Set problem
Scan the entries below and extract each line with the word "color" in it.

^^^^

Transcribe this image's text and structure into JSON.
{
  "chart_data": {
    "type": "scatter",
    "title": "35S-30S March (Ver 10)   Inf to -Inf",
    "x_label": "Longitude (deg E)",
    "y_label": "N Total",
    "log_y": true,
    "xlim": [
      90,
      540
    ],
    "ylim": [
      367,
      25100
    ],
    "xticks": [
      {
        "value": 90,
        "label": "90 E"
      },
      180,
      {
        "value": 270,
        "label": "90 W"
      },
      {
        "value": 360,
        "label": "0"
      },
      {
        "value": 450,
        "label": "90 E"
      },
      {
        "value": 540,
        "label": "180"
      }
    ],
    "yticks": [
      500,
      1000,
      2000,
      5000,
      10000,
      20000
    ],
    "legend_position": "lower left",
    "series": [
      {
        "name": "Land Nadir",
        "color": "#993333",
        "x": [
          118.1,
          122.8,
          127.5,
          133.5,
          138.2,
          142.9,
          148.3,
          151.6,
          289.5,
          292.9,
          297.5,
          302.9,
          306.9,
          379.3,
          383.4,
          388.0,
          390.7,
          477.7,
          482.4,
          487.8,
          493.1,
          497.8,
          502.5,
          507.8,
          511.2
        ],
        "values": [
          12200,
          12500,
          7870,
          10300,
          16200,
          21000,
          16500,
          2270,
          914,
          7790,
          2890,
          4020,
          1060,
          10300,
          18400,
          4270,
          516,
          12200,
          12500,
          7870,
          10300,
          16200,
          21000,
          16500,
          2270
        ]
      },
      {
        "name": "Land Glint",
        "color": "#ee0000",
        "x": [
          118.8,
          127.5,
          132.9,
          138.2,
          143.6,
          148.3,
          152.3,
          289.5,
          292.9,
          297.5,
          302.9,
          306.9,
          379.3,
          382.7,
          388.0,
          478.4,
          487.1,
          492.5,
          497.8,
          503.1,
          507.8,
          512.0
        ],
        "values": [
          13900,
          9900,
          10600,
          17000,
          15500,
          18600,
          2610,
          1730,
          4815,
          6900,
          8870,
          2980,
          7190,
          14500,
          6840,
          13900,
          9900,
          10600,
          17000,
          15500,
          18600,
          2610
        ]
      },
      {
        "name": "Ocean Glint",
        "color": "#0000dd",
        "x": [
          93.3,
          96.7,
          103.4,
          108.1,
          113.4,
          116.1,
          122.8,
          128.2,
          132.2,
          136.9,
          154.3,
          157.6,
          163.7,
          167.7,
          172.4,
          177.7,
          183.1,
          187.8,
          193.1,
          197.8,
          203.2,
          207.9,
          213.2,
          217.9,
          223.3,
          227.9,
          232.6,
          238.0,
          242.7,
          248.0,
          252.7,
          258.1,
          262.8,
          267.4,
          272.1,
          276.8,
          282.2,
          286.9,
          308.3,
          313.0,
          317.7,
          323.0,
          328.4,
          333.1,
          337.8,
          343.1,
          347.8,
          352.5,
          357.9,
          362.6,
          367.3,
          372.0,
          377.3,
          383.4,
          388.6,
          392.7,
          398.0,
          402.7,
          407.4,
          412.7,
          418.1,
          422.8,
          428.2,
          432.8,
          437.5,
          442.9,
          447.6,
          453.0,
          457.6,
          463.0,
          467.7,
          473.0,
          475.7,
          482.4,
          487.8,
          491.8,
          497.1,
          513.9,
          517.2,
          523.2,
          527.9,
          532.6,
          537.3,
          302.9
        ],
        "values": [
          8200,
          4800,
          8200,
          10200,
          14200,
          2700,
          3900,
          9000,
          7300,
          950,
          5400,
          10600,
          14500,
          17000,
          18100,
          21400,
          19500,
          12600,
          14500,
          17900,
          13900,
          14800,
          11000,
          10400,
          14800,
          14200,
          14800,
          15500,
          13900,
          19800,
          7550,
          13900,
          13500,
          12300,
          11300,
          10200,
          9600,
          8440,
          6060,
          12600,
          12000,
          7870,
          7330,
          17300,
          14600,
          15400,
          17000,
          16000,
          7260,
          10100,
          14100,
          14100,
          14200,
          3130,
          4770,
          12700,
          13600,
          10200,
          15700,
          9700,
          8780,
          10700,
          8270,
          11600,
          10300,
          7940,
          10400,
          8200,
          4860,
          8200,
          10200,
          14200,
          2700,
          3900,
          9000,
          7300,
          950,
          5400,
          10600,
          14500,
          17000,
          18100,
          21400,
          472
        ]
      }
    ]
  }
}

^^^^

Right answer
        "color": "#993333",
        "color": "#ee0000",
        "color": "#0000dd",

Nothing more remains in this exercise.